* [Exercise instructions]
Continue the text about the 11th Academy Awards from the point where it stops.

The 11th Academy Awards were held on February 23, 1939, at the Biltmore Hotel in Los Angeles, California.  It was the first Academy Awards show without an official host.

Frank Capra became the first person to win three Best Director awards, to be followed by John Ford (who would go on to win four) and William Wyler. La Grande Illusion was the first non-English language film to be nominated for Best Picture.

This was the first of only two times in Oscar history in which three of the four acting winners had won before; only Fay Bainter was a first-time award winner. The only other time that this happened was at the 67th Academy Awards in 1994. Fay Bainter was the first performer in the Oscars history to receive two acting nominations in the same year, while Spencer Tracy became the first of two actors to win Best Actor two years in a row; the other, Tom Hanks, also did so in 1994. 

George Bernard Shaw's screenplay win for Pygmalion made him the first—and, for over 60 years, only—person to win both a Nobel Prize and an Academy Award until Bob Dylan received Nobel Prize in Literature in 2016 after having won the Academy Award for Best Original Song in 2001.

[Region boundary data]
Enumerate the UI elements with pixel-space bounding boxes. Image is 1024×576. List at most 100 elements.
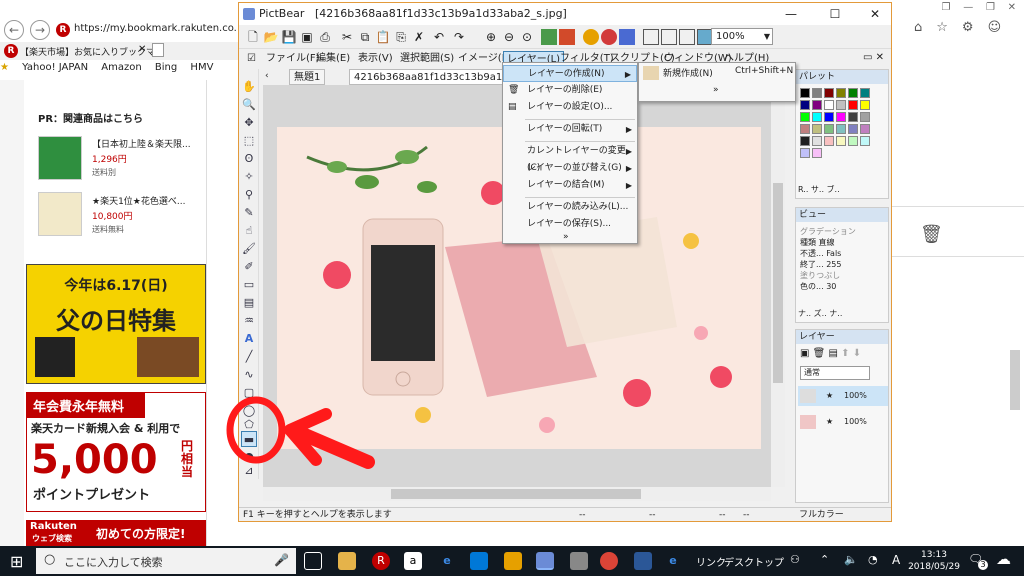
property-row[interactable]: 不透... Fals	[800, 248, 872, 259]
image-icon[interactable]	[541, 29, 557, 45]
rakuten-search-banner[interactable]: Rakuten ウェブ検索 初めての方限定!	[26, 520, 206, 546]
menu-item-reorder[interactable]: レイヤーの並び替え(G) ▶	[503, 160, 637, 177]
menu-edit[interactable]: 編集(E)	[313, 51, 353, 67]
color-swatch[interactable]	[800, 100, 810, 110]
brush-icon[interactable]: 🖌	[241, 241, 257, 257]
smudge-icon[interactable]: ☝	[241, 223, 257, 239]
close-button[interactable]: ✕	[855, 3, 895, 25]
redo-icon[interactable]: ↷	[451, 29, 467, 45]
color-swatch[interactable]	[836, 100, 846, 110]
color-swatch[interactable]	[824, 88, 834, 98]
store-icon[interactable]	[470, 552, 488, 570]
weather-icon[interactable]: ☁	[996, 550, 1011, 568]
color-swatch[interactable]	[860, 112, 870, 122]
menu-expand[interactable]: »	[503, 230, 637, 244]
paste-icon[interactable]: 📋	[375, 29, 391, 45]
doc-tab[interactable]: 無題1	[289, 69, 326, 85]
window-icon[interactable]	[643, 29, 659, 45]
color-swatch[interactable]	[800, 136, 810, 146]
property-row[interactable]: 終了... 255	[800, 259, 872, 270]
color-swatch[interactable]	[812, 136, 822, 146]
layer-row[interactable]: ★ 100%	[798, 412, 888, 432]
color-swatch[interactable]	[824, 112, 834, 122]
favorites-star-icon[interactable]: ★	[0, 62, 9, 73]
menu-item-delete-layer[interactable]: 🗑 レイヤーの削除(E)	[503, 82, 637, 99]
color-swatch[interactable]	[848, 88, 858, 98]
color-swatch[interactable]	[860, 136, 870, 146]
cut-icon[interactable]: ✂	[339, 29, 355, 45]
fathers-day-banner[interactable]: 今年は6.17(日) 父の日特集	[26, 264, 206, 384]
color-swatch[interactable]	[848, 112, 858, 122]
app-icon[interactable]	[634, 552, 652, 570]
color-swatch[interactable]	[836, 136, 846, 146]
line-icon[interactable]: ╱	[241, 349, 257, 365]
volume-icon[interactable]: 🔈	[844, 553, 858, 566]
home-icon[interactable]: ⌂	[914, 20, 922, 35]
ime-indicator[interactable]: A	[892, 553, 900, 567]
page-scrollbar[interactable]	[1010, 350, 1020, 410]
color-swatch[interactable]	[836, 88, 846, 98]
layer-down-icon[interactable]: ⬇	[853, 348, 861, 359]
menu-item-change-current[interactable]: カレントレイヤーの変更(C) ▶	[503, 143, 637, 173]
eyedropper-icon[interactable]: ⚲	[241, 187, 257, 203]
menu-item-merge[interactable]: レイヤーの結合(M) ▶	[503, 177, 637, 194]
color-swatch[interactable]	[848, 100, 858, 110]
checkbox-icon[interactable]: ☑	[247, 53, 256, 64]
browser-window-controls[interactable]: ❐ — ❐ ✕	[942, 2, 1016, 13]
app-icon[interactable]	[570, 552, 588, 570]
menu-item-load-layer[interactable]: レイヤーの読み込み(L)...	[503, 199, 637, 216]
property-row[interactable]: 色の... 30	[800, 281, 872, 292]
filter-icon[interactable]	[583, 29, 599, 45]
rakuten-card-banner[interactable]: 年会費永年無料 楽天カード新規入会 & 利用で 5,000 円相当 ポイントプレ…	[26, 392, 206, 512]
ie-icon[interactable]: e	[664, 552, 682, 570]
color-swatch[interactable]	[860, 88, 870, 98]
clear-icon[interactable]: ✗	[411, 29, 427, 45]
print-icon[interactable]: ⎙	[317, 29, 333, 45]
canvas-vscroll[interactable]	[771, 87, 785, 487]
favorite-link[interactable]: Amazon	[101, 62, 141, 73]
image-mode-icon[interactable]	[559, 29, 575, 45]
move-icon[interactable]: ✥	[241, 115, 257, 131]
back-icon[interactable]: ←	[4, 20, 24, 40]
zoom-select[interactable]: 100% ▼	[711, 28, 773, 45]
palette-tab[interactable]: ブ..	[827, 185, 840, 194]
menu-view[interactable]: 表示(V)	[355, 51, 396, 67]
tray-chevron-icon[interactable]: ⌃	[820, 553, 829, 566]
magic-wand-icon[interactable]: ✧	[241, 169, 257, 185]
color-swatch[interactable]	[812, 124, 822, 134]
edge-icon[interactable]: e	[438, 552, 456, 570]
network-icon[interactable]: ◔	[868, 553, 878, 566]
product-item[interactable]	[38, 136, 82, 180]
palette-tab[interactable]: R..	[798, 185, 808, 194]
favorite-link[interactable]: HMV	[190, 62, 213, 73]
save-icon[interactable]: 💾	[281, 29, 297, 45]
smiley-icon[interactable]: ☺	[988, 20, 1002, 35]
product-title[interactable]: 【日本初上陸＆楽天限...	[92, 137, 204, 150]
rect-select-icon[interactable]: ⬚	[241, 133, 257, 149]
amazon-icon[interactable]: a	[404, 552, 422, 570]
color-icon[interactable]	[601, 29, 617, 45]
airbrush-icon[interactable]: ✐	[241, 259, 257, 275]
layer-icon[interactable]	[619, 29, 635, 45]
app-icon[interactable]	[504, 552, 522, 570]
save-all-icon[interactable]: ▣	[299, 29, 315, 45]
maximize-button[interactable]: ☐	[815, 3, 855, 25]
desktop-toolbar[interactable]: デスクトップ	[724, 554, 784, 569]
color-swatch[interactable]	[824, 136, 834, 146]
color-swatch[interactable]	[812, 148, 822, 158]
color-swatch[interactable]	[800, 148, 810, 158]
property-row[interactable]: 種類 直線	[800, 237, 872, 248]
task-view-icon[interactable]	[304, 552, 322, 570]
text-icon[interactable]: A	[241, 331, 257, 347]
view-tab[interactable]: ナ..	[798, 309, 811, 318]
layer-settings-icon[interactable]: ▤	[829, 348, 838, 359]
favorite-link[interactable]: Bing	[155, 62, 177, 73]
tab-scroll-left-icon[interactable]: ‹	[265, 71, 269, 81]
hscroll-thumb[interactable]	[391, 489, 641, 499]
hand-icon[interactable]: ✋	[241, 79, 257, 95]
paste-new-icon[interactable]: ⎘	[393, 29, 409, 45]
start-icon[interactable]: ⊞	[10, 552, 23, 571]
color-swatch[interactable]	[812, 100, 822, 110]
color-swatch[interactable]	[824, 100, 834, 110]
new-layer-icon[interactable]: ▣	[800, 348, 809, 359]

* [Answer to the problem]
Radio coverage was banned at the ceremony. A reporter, George Fischer from Los Angeles' Mutual Radio Network station, KHJ, which had been reporting from the Academy Awards since 1930, locked himself in a booth and was able to broadcast for about 12 minutes before security guards broke down the door. Partial radio coverage was permitted again beginning with the 1942 ceremony.

Winners and nominees 

Nominees were announced on February 5, 1939. Winners are listed first and highlighted in boldface.

Academy Honorary Awards 

 J. Arthur Ball "for his outstanding contributions to the advancement of color in Motion Picture Photography". (Scroll)
 Walt Disney "for creating Snow White and the Seven Dwarfs [1937], recognized as a significant screen innovation which has charmed millions and pioneered a great new entertainment field for the motion picture cartoon". (One statuette and seven miniature statuettes, representing the Seven Dwarfs, on a stepped base.) This is a rare case of a film being recognized in two succeeding ceremonies, as the film was also nominated for Best Score the previous year at the 10th Academy Awards.
 Gordon Jennings, Jan Domela, Dev Jennings, Irmin Roberts, Art Smith, Farciot Edouart, Loyal Griggs, Loren L. Ryder, Harry D. Mills, Louis H. Mesenkop, and Walter Oberst "for outstanding achievement in creating Special Photographic and Sound Effects in the Paramount production, Spawn of the North". (Plaque)
 Oliver Marsh and Allen Davey "for the color cinematography of the Metro-Goldwyn-Mayer production, Sweethearts". (Plaque)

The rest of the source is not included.